▶ DESCRIPTION OF THE TASK
Copy all lines of the listing that include the string "screenshot".
################
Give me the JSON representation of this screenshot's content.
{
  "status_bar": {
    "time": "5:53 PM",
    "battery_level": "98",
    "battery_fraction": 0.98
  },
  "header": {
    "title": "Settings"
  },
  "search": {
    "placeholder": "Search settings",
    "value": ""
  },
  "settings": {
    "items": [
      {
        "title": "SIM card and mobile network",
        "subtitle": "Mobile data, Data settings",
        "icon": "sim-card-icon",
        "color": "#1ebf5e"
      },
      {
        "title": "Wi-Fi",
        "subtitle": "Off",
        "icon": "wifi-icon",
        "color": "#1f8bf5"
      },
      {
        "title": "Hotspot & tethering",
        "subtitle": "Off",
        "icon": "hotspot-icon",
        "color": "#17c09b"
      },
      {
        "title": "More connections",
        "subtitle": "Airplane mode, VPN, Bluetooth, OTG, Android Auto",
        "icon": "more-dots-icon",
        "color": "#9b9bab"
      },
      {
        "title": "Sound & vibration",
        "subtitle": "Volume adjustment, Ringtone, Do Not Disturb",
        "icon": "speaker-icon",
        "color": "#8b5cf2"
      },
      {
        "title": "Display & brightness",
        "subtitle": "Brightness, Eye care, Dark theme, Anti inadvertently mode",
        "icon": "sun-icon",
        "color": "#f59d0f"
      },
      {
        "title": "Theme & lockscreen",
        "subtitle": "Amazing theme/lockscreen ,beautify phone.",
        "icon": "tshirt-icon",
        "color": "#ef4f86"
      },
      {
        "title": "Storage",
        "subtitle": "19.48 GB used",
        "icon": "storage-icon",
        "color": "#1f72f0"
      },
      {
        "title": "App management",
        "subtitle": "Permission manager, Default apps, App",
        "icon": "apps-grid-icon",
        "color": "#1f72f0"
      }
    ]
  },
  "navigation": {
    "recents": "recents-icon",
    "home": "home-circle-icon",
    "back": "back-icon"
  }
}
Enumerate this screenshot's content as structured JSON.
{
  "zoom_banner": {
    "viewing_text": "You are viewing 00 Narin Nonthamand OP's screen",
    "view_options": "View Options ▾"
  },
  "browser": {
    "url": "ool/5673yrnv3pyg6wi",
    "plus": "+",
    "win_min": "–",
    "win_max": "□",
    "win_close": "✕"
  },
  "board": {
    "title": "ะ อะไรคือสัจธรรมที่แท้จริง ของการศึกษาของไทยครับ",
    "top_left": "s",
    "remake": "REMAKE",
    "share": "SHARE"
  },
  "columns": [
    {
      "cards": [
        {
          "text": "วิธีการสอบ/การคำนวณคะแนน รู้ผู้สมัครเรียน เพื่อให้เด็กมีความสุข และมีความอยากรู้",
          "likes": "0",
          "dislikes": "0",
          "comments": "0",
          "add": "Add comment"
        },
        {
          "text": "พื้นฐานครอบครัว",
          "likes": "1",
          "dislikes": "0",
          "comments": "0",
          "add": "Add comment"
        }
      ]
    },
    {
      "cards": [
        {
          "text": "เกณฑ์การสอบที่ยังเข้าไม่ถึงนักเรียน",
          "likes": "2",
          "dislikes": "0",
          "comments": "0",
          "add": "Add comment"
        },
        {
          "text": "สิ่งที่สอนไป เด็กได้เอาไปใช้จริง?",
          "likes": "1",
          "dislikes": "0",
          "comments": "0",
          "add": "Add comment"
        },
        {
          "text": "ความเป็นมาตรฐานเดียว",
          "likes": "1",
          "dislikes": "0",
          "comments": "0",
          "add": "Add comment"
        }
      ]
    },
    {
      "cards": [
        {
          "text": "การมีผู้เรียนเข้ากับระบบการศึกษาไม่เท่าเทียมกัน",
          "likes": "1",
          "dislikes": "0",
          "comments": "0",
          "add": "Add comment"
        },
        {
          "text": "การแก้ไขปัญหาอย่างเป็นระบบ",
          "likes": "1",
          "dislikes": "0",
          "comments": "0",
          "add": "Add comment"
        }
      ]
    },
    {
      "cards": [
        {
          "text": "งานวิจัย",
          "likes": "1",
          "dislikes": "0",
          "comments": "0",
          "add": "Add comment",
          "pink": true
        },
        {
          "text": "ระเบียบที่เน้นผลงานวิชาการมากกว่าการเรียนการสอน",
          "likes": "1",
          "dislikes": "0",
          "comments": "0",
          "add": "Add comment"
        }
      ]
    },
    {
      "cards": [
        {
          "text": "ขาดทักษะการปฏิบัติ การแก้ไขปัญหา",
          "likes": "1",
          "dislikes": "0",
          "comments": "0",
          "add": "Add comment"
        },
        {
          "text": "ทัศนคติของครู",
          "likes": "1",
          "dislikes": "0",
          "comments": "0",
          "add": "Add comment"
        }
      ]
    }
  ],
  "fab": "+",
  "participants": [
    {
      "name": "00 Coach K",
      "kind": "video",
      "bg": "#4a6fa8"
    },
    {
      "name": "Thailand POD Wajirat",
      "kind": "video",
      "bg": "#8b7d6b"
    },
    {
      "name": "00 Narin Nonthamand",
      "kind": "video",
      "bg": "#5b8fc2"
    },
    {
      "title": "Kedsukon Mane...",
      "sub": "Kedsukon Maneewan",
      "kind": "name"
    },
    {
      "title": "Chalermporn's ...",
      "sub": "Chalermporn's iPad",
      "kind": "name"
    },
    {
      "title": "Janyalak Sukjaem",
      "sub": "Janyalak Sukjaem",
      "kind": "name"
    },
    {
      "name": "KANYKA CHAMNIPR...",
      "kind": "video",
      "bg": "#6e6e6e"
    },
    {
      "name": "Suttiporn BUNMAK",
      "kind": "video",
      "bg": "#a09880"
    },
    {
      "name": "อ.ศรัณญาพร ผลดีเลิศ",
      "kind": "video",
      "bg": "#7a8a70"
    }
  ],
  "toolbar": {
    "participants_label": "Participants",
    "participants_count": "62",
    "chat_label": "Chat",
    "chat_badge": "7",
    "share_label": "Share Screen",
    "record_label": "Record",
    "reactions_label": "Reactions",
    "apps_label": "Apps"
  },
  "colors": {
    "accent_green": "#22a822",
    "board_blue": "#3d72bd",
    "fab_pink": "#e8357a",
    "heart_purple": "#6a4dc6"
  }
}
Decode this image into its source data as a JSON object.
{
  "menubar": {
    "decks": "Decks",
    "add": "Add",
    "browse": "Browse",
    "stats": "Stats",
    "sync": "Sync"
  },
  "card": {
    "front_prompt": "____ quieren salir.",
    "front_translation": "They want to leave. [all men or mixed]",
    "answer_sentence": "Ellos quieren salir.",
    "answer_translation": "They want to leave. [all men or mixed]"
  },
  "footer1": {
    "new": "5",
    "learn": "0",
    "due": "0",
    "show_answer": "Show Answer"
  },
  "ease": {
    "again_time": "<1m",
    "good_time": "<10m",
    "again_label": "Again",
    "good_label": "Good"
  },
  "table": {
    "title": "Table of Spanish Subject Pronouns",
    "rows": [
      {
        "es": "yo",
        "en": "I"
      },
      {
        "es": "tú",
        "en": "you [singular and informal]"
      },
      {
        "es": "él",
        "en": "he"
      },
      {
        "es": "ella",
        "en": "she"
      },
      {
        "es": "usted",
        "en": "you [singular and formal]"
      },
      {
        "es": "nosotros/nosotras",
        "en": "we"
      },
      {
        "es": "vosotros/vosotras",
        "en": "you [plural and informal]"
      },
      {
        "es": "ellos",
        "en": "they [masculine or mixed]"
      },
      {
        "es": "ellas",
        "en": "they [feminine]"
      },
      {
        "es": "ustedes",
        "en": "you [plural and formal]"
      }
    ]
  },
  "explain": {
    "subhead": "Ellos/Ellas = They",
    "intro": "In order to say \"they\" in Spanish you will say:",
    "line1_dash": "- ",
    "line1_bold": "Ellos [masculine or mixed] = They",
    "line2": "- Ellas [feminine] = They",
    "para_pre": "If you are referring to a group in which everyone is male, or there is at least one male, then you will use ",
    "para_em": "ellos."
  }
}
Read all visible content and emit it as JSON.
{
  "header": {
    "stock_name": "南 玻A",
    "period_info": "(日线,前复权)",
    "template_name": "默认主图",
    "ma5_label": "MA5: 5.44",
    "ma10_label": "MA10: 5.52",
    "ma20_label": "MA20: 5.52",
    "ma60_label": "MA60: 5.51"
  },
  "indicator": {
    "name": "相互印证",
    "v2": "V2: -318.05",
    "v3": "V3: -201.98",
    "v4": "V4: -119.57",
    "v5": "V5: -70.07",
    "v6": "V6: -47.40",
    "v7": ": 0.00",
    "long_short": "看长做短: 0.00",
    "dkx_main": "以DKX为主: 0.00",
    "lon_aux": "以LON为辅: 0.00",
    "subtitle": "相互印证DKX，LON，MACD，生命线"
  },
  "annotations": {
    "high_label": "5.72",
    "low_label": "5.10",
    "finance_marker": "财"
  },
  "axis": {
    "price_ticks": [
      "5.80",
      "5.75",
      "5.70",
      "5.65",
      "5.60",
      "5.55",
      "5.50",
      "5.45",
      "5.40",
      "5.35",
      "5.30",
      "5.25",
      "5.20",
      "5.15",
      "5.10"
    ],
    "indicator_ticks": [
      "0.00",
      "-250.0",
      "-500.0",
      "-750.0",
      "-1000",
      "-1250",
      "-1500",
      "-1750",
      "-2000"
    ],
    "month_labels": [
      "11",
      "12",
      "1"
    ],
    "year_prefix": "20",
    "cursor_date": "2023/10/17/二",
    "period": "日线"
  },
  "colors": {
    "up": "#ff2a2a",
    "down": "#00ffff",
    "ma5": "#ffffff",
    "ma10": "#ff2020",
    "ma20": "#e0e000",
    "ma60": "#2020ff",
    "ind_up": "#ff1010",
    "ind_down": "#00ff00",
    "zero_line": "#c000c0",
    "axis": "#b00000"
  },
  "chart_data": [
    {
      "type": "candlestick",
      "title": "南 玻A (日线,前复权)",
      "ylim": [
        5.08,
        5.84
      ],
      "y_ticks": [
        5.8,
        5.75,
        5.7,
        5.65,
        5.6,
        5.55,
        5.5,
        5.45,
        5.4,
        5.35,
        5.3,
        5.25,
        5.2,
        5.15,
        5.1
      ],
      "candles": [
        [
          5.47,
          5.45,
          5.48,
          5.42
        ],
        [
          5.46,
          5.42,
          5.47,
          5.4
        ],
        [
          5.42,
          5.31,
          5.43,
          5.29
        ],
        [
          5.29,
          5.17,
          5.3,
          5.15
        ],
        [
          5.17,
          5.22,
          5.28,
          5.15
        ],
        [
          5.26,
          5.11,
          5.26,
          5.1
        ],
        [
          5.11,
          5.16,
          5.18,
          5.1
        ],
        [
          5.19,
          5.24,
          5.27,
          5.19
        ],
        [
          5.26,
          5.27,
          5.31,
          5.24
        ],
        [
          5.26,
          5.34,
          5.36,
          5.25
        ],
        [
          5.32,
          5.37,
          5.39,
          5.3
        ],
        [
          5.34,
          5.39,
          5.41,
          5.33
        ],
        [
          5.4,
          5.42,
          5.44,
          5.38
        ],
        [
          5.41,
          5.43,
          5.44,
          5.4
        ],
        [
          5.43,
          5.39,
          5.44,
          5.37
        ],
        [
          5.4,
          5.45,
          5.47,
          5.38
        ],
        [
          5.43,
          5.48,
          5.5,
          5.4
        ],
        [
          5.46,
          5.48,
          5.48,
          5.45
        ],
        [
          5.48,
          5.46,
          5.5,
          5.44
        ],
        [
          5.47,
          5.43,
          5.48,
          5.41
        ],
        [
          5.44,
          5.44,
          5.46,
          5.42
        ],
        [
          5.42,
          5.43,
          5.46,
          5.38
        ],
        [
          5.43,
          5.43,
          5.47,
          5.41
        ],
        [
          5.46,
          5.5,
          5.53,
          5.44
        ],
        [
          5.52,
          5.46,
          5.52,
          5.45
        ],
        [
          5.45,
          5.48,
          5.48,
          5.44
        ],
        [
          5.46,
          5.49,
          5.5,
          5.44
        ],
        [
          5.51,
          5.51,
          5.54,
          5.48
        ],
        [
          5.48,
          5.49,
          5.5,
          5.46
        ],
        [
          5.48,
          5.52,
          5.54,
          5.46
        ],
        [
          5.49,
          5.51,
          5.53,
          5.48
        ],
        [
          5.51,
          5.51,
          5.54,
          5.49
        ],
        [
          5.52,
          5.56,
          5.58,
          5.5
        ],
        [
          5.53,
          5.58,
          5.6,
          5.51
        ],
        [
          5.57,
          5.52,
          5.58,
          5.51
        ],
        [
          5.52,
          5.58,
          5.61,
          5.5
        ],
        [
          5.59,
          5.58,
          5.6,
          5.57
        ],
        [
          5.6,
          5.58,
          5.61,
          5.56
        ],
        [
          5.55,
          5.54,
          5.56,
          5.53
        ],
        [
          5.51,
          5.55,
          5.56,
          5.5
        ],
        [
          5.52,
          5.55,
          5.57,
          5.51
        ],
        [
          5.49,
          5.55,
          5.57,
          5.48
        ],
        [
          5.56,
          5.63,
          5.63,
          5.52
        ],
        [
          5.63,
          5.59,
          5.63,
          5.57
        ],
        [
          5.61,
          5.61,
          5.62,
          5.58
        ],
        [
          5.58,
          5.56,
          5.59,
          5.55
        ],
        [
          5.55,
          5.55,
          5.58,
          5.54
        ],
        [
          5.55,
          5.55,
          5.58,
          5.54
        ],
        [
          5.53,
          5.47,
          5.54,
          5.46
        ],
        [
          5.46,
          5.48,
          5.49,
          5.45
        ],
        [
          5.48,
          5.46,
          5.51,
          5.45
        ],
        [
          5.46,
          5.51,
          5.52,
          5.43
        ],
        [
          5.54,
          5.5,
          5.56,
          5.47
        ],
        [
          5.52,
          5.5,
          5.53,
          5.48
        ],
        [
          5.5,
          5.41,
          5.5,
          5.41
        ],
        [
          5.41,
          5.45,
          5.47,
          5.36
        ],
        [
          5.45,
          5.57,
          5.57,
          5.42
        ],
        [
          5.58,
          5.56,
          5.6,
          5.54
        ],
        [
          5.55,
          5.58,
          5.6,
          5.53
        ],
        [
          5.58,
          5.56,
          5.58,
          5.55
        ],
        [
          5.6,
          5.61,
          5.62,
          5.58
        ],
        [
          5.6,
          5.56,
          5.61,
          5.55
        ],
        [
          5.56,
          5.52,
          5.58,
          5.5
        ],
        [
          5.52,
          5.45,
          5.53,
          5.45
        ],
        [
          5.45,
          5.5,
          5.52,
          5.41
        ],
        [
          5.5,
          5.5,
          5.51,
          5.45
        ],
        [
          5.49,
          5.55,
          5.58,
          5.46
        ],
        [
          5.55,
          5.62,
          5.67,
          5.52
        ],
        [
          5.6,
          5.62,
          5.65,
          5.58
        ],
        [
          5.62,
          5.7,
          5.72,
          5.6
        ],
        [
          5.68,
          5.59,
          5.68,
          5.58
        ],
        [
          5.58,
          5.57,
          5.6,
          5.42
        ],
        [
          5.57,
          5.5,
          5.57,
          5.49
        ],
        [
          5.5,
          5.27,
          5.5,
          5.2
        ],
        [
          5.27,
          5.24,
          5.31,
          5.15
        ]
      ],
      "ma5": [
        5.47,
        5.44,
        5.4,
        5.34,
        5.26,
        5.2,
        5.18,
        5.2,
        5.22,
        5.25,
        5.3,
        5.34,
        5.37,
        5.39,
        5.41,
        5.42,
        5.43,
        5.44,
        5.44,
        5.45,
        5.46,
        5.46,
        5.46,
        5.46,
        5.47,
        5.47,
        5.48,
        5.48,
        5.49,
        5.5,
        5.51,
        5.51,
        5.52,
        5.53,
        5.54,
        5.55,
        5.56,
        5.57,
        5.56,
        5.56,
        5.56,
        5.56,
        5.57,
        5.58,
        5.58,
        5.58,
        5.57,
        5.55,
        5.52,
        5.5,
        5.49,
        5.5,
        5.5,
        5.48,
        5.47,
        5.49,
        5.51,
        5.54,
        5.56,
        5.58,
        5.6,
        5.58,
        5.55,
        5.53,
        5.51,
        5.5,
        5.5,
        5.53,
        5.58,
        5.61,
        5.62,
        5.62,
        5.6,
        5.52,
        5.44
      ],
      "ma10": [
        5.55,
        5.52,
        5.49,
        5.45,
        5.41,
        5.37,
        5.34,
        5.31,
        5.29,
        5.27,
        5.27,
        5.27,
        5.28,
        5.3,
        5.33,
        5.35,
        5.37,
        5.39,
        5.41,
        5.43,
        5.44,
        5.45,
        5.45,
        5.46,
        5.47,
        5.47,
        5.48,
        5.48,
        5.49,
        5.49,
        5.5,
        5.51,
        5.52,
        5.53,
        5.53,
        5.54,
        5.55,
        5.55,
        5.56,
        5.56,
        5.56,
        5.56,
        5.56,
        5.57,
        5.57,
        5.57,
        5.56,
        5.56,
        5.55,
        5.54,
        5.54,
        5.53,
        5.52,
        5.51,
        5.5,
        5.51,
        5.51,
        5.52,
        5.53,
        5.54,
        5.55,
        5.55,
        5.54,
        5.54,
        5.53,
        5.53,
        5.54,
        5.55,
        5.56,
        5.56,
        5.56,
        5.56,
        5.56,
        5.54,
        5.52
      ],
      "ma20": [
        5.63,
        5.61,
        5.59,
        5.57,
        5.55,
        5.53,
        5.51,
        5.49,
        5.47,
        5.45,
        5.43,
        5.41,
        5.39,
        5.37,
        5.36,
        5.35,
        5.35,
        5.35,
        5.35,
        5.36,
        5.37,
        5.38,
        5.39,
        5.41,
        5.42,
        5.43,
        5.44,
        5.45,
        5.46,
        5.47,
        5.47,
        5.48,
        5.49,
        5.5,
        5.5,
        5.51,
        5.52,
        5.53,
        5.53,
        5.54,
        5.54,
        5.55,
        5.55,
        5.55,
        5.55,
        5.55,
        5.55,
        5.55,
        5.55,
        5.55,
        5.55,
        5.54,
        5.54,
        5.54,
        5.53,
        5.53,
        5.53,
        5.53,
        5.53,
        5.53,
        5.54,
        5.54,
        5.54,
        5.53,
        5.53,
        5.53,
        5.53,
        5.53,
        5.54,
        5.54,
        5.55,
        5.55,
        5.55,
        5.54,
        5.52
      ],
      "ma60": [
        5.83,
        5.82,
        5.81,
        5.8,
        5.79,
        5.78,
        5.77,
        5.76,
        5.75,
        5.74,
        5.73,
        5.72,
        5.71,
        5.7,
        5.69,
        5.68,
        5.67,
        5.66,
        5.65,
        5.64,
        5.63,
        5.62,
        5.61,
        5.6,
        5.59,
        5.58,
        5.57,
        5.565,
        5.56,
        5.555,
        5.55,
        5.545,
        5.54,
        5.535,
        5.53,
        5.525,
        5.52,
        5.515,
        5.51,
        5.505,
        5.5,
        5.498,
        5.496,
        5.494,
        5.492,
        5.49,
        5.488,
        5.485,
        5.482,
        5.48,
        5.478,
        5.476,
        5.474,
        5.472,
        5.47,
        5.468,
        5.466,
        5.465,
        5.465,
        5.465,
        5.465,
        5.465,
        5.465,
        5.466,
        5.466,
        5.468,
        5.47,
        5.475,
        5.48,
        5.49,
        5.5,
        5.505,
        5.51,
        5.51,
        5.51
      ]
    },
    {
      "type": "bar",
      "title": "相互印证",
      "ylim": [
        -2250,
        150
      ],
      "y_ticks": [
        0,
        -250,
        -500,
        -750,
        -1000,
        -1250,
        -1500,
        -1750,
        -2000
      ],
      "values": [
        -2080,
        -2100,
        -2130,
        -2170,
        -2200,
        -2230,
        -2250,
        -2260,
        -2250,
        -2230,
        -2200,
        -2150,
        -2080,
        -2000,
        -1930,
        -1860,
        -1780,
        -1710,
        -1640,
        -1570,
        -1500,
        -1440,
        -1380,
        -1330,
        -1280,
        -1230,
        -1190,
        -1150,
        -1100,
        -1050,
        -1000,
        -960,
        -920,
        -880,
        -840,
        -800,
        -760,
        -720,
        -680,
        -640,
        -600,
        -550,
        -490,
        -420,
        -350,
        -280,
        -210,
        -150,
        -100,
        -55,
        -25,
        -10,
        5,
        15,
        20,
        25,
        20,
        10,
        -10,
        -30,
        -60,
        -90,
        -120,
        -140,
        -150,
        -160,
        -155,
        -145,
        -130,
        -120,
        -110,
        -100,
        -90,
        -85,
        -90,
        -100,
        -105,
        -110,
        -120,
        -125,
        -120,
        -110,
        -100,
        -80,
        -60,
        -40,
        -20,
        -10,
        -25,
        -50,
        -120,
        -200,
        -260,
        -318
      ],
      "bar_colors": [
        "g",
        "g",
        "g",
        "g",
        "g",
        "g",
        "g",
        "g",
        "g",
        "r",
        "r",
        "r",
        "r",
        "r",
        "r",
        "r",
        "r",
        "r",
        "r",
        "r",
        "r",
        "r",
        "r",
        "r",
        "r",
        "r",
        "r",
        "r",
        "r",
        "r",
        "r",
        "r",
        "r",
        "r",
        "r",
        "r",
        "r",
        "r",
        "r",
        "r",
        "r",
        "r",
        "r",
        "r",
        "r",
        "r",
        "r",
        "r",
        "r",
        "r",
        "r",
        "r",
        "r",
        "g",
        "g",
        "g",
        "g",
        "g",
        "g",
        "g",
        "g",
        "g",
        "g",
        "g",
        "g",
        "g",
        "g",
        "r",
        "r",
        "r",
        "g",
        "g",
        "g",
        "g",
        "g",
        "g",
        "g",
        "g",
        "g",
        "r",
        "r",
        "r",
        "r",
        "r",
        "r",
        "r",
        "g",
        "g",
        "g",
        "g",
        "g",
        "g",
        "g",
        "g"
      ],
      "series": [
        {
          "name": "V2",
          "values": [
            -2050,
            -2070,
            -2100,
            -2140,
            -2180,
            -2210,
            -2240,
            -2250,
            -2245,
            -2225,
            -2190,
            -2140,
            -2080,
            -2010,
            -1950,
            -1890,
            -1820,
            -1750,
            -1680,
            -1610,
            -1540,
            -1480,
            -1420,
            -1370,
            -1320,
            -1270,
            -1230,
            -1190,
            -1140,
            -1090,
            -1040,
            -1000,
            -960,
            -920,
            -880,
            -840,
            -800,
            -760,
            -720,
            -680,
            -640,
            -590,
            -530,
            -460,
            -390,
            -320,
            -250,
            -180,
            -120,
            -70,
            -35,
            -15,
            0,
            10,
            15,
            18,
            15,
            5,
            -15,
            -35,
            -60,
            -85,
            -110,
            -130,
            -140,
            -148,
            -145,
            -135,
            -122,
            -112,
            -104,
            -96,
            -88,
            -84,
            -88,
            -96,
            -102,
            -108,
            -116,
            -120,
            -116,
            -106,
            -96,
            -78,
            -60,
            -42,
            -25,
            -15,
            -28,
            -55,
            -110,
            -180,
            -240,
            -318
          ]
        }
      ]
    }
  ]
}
################
▶ SOLVED PROBLEM
Give me the JSON representation of this screenshot's content.
Enumerate this screenshot's content as structured JSON.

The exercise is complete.